WHAT IS ASKED =
Please give the entries again in full and exactly, without any picture.

RECORD SET =
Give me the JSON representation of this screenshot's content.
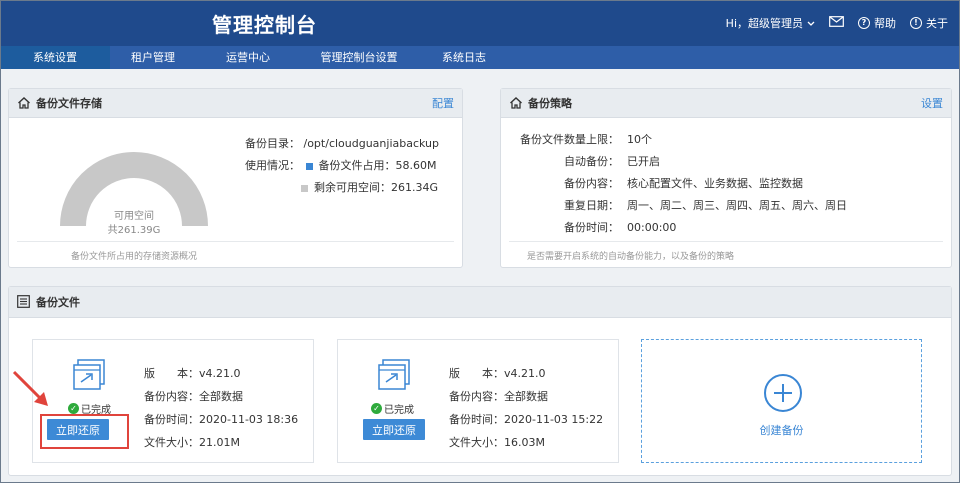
{
  "header": {
    "brand": "管理控制台",
    "greeting": "Hi，超级管理员",
    "help_label": "帮助",
    "about_label": "关于"
  },
  "nav": {
    "items": [
      {
        "label": "系统设置",
        "active": true
      },
      {
        "label": "租户管理",
        "active": false
      },
      {
        "label": "运营中心",
        "active": false
      },
      {
        "label": "管理控制台设置",
        "active": false
      },
      {
        "label": "系统日志",
        "active": false
      }
    ]
  },
  "storage": {
    "title": "备份文件存储",
    "config_link": "配置",
    "gauge_label": "可用空间",
    "gauge_total": "共261.39G",
    "dir_label": "备份目录：",
    "dir_value": "/opt/cloudguanjiabackup",
    "usage_label": "使用情况：",
    "used_label": "备份文件占用：",
    "used_value": "58.60M",
    "free_label": "剩余可用空间：",
    "free_value": "261.34G",
    "used_fraction": 0.0002,
    "used_color": "#3a86d4",
    "free_color": "#c8c8c8",
    "note": "备份文件所占用的存储资源概况"
  },
  "policy": {
    "title": "备份策略",
    "settings_link": "设置",
    "rows": [
      {
        "label": "备份文件数量上限：",
        "value": "10个"
      },
      {
        "label": "自动备份：",
        "value": "已开启"
      },
      {
        "label": "备份内容：",
        "value": "核心配置文件、业务数据、监控数据"
      },
      {
        "label": "重复日期：",
        "value": "周一、周二、周三、周四、周五、周六、周日"
      },
      {
        "label": "备份时间：",
        "value": "00:00:00"
      }
    ],
    "note": "是否需要开启系统的自动备份能力，以及备份的策略"
  },
  "backups": {
    "title": "备份文件",
    "items": [
      {
        "status": "已完成",
        "restore_label": "立即还原",
        "version_label": "版　　本：",
        "version": "v4.21.0",
        "content_label": "备份内容：",
        "content": "全部数据",
        "time_label": "备份时间：",
        "time": "2020-11-03 18:36",
        "size_label": "文件大小：",
        "size": "21.01M"
      },
      {
        "status": "已完成",
        "restore_label": "立即还原",
        "version_label": "版　　本：",
        "version": "v4.21.0",
        "content_label": "备份内容：",
        "content": "全部数据",
        "time_label": "备份时间：",
        "time": "2020-11-03 15:22",
        "size_label": "文件大小：",
        "size": "16.03M"
      }
    ],
    "create_label": "创建备份"
  },
  "colors": {
    "header_bg": "#1f4a8c",
    "nav_bg": "#2e5ea8",
    "accent": "#3a86d4",
    "highlight": "#e0443c"
  }
}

ANSWER TO THIS PROBLEM =
Give me the JSON representation of this screenshot's content.
{
  "header": {
    "brand": "管理控制台",
    "greeting": "Hi，超级管理员",
    "help_label": "帮助",
    "about_label": "关于"
  },
  "nav": {
    "items": [
      {
        "label": "系统设置",
        "active": true
      },
      {
        "label": "租户管理",
        "active": false
      },
      {
        "label": "运营中心",
        "active": false
      },
      {
        "label": "管理控制台设置",
        "active": false
      },
      {
        "label": "系统日志",
        "active": false
      }
    ]
  },
  "storage": {
    "title": "备份文件存储",
    "config_link": "配置",
    "gauge_label": "可用空间",
    "gauge_total": "共261.39G",
    "dir_label": "备份目录：",
    "dir_value": "/opt/cloudguanjiabackup",
    "usage_label": "使用情况：",
    "used_label": "备份文件占用：",
    "used_value": "58.60M",
    "free_label": "剩余可用空间：",
    "free_value": "261.34G",
    "used_fraction": 0.0002,
    "used_color": "#3a86d4",
    "free_color": "#c8c8c8",
    "note": "备份文件所占用的存储资源概况"
  },
  "policy": {
    "title": "备份策略",
    "settings_link": "设置",
    "rows": [
      {
        "label": "备份文件数量上限：",
        "value": "10个"
      },
      {
        "label": "自动备份：",
        "value": "已开启"
      },
      {
        "label": "备份内容：",
        "value": "核心配置文件、业务数据、监控数据"
      },
      {
        "label": "重复日期：",
        "value": "周一、周二、周三、周四、周五、周六、周日"
      },
      {
        "label": "备份时间：",
        "value": "00:00:00"
      }
    ],
    "note": "是否需要开启系统的自动备份能力，以及备份的策略"
  },
  "backups": {
    "title": "备份文件",
    "items": [
      {
        "status": "已完成",
        "restore_label": "立即还原",
        "version_label": "版　　本：",
        "version": "v4.21.0",
        "content_label": "备份内容：",
        "content": "全部数据",
        "time_label": "备份时间：",
        "time": "2020-11-03 18:36",
        "size_label": "文件大小：",
        "size": "21.01M"
      },
      {
        "status": "已完成",
        "restore_label": "立即还原",
        "version_label": "版　　本：",
        "version": "v4.21.0",
        "content_label": "备份内容：",
        "content": "全部数据",
        "time_label": "备份时间：",
        "time": "2020-11-03 15:22",
        "size_label": "文件大小：",
        "size": "16.03M"
      }
    ],
    "create_label": "创建备份"
  },
  "colors": {
    "header_bg": "#1f4a8c",
    "nav_bg": "#2e5ea8",
    "accent": "#3a86d4",
    "highlight": "#e0443c"
  }
}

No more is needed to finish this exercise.